(Extracts from a graphics dataset)
○ ○ ○

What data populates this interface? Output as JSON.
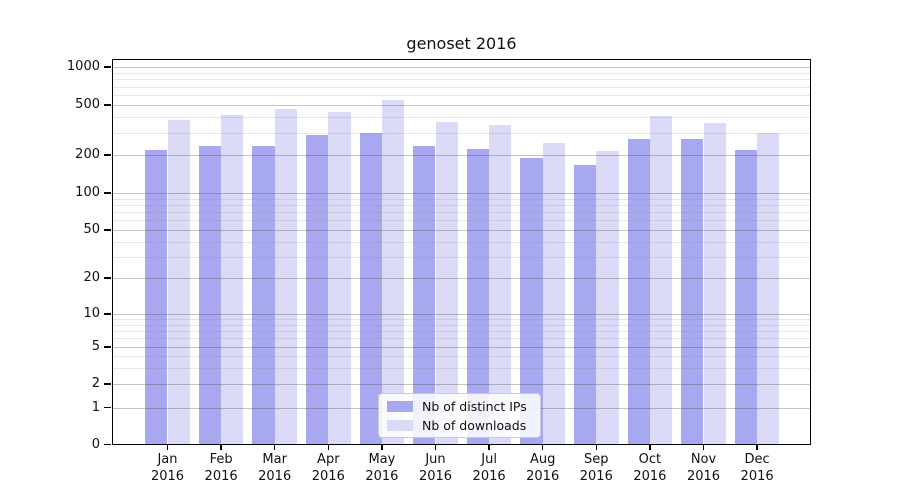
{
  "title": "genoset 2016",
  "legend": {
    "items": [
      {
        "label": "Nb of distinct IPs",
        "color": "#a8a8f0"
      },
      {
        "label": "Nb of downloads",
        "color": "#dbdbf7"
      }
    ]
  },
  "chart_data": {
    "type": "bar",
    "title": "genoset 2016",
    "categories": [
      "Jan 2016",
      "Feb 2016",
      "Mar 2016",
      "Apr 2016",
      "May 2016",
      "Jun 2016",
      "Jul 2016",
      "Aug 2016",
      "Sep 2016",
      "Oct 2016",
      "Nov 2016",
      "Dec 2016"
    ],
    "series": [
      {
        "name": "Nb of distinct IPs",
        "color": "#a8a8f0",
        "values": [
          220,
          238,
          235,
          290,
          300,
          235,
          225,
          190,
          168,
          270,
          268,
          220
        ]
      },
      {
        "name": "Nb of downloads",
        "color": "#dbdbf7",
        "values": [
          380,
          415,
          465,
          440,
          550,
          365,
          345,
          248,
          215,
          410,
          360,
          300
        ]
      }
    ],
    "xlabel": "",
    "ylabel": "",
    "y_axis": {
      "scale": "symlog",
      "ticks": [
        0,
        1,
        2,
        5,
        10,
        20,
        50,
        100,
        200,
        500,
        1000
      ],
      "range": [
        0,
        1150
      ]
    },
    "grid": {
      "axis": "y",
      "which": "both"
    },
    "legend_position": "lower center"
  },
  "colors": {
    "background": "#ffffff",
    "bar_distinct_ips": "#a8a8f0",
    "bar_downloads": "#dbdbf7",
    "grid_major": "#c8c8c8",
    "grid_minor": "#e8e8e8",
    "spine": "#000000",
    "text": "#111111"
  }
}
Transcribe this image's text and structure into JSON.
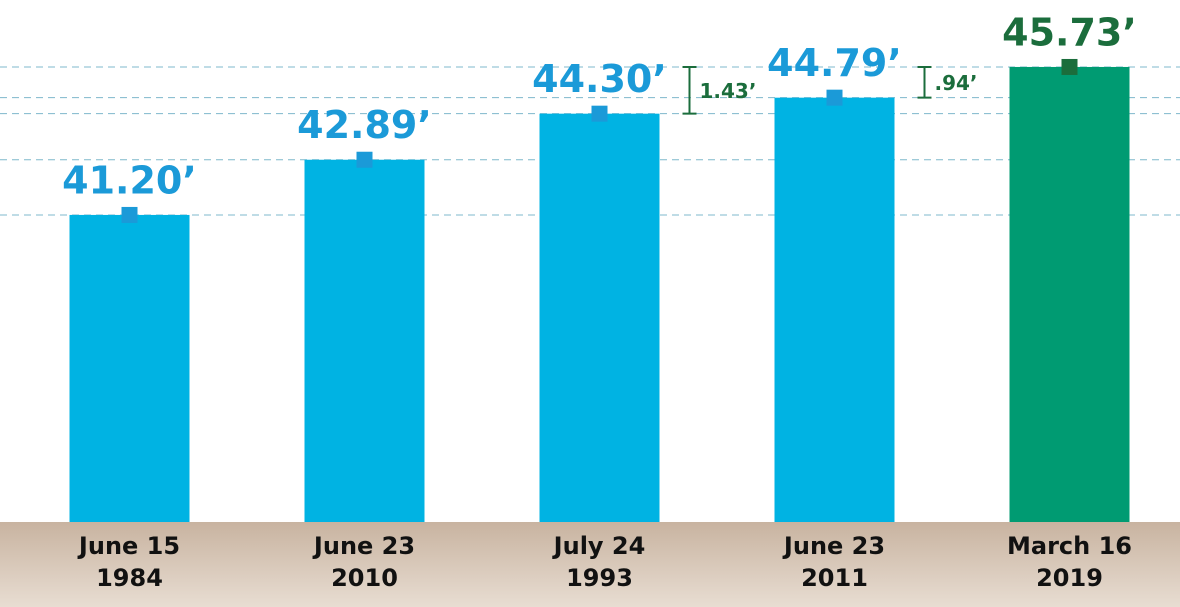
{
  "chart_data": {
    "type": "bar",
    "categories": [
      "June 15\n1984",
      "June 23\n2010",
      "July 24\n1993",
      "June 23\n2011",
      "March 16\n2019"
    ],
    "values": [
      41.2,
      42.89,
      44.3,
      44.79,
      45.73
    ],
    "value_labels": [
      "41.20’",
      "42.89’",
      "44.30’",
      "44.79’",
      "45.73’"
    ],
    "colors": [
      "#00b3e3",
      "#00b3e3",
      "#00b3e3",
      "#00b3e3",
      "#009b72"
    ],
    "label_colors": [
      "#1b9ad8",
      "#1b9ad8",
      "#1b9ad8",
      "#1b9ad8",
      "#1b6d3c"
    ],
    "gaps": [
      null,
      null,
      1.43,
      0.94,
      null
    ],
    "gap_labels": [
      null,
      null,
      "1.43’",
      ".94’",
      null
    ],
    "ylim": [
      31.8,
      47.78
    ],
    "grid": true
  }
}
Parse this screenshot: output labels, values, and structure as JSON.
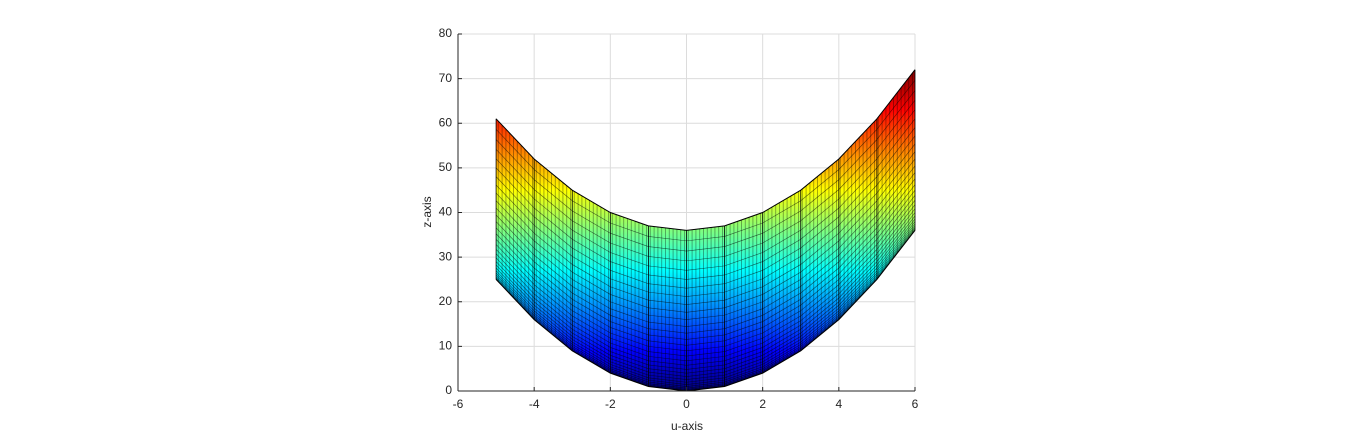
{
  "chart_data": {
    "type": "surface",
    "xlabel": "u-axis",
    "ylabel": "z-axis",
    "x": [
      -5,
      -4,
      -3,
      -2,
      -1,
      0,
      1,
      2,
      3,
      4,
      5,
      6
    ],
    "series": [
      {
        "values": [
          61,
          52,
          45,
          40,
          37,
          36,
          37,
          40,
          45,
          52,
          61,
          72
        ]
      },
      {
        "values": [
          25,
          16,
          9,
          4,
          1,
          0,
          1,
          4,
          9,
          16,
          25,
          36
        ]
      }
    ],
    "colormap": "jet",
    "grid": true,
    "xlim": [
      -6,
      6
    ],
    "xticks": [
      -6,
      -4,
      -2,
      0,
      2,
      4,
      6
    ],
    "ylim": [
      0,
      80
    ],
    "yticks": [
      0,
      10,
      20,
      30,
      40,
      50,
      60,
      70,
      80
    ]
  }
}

○ ○ ○

Print every entry exactly as written, without the pictures.

What data populates this interface? Output as JSON.
{
  "title": "genoset 2016",
  "legend": {
    "items": [
      {
        "label": "Nb of distinct IPs",
        "color": "#a8a8f0"
      },
      {
        "label": "Nb of downloads",
        "color": "#dbdbf7"
      }
    ]
  },
  "chart_data": {
    "type": "bar",
    "title": "genoset 2016",
    "categories": [
      "Jan 2016",
      "Feb 2016",
      "Mar 2016",
      "Apr 2016",
      "May 2016",
      "Jun 2016",
      "Jul 2016",
      "Aug 2016",
      "Sep 2016",
      "Oct 2016",
      "Nov 2016",
      "Dec 2016"
    ],
    "series": [
      {
        "name": "Nb of distinct IPs",
        "color": "#a8a8f0",
        "values": [
          220,
          238,
          235,
          290,
          300,
          235,
          225,
          190,
          168,
          270,
          268,
          220
        ]
      },
      {
        "name": "Nb of downloads",
        "color": "#dbdbf7",
        "values": [
          380,
          415,
          465,
          440,
          550,
          365,
          345,
          248,
          215,
          410,
          360,
          300
        ]
      }
    ],
    "xlabel": "",
    "ylabel": "",
    "y_axis": {
      "scale": "symlog",
      "ticks": [
        0,
        1,
        2,
        5,
        10,
        20,
        50,
        100,
        200,
        500,
        1000
      ],
      "range": [
        0,
        1150
      ]
    },
    "grid": {
      "axis": "y",
      "which": "both"
    },
    "legend_position": "lower center"
  },
  "colors": {
    "background": "#ffffff",
    "bar_distinct_ips": "#a8a8f0",
    "bar_downloads": "#dbdbf7",
    "grid_major": "#c8c8c8",
    "grid_minor": "#e8e8e8",
    "spine": "#000000",
    "text": "#111111"
  }
}
Transcribe this image's text and structure into JSON.
{
  "chart_data": {
    "type": "bar",
    "categories": [
      "June 15\n1984",
      "June 23\n2010",
      "July 24\n1993",
      "June 23\n2011",
      "March 16\n2019"
    ],
    "values": [
      41.2,
      42.89,
      44.3,
      44.79,
      45.73
    ],
    "value_labels": [
      "41.20’",
      "42.89’",
      "44.30’",
      "44.79’",
      "45.73’"
    ],
    "colors": [
      "#00b3e3",
      "#00b3e3",
      "#00b3e3",
      "#00b3e3",
      "#009b72"
    ],
    "label_colors": [
      "#1b9ad8",
      "#1b9ad8",
      "#1b9ad8",
      "#1b9ad8",
      "#1b6d3c"
    ],
    "gaps": [
      null,
      null,
      1.43,
      0.94,
      null
    ],
    "gap_labels": [
      null,
      null,
      "1.43’",
      ".94’",
      null
    ],
    "ylim": [
      31.8,
      47.78
    ],
    "grid": true
  }
}
Parse this screenshot: output labels, values, and structure as JSON.
{
  "chart_data": {
    "type": "surface",
    "xlabel": "u-axis",
    "ylabel": "z-axis",
    "x": [
      -5,
      -4,
      -3,
      -2,
      -1,
      0,
      1,
      2,
      3,
      4,
      5,
      6
    ],
    "series": [
      {
        "values": [
          61,
          52,
          45,
          40,
          37,
          36,
          37,
          40,
          45,
          52,
          61,
          72
        ]
      },
      {
        "values": [
          25,
          16,
          9,
          4,
          1,
          0,
          1,
          4,
          9,
          16,
          25,
          36
        ]
      }
    ],
    "colormap": "jet",
    "grid": true,
    "xlim": [
      -6,
      6
    ],
    "xticks": [
      -6,
      -4,
      -2,
      0,
      2,
      4,
      6
    ],
    "ylim": [
      0,
      80
    ],
    "yticks": [
      0,
      10,
      20,
      30,
      40,
      50,
      60,
      70,
      80
    ]
  }
}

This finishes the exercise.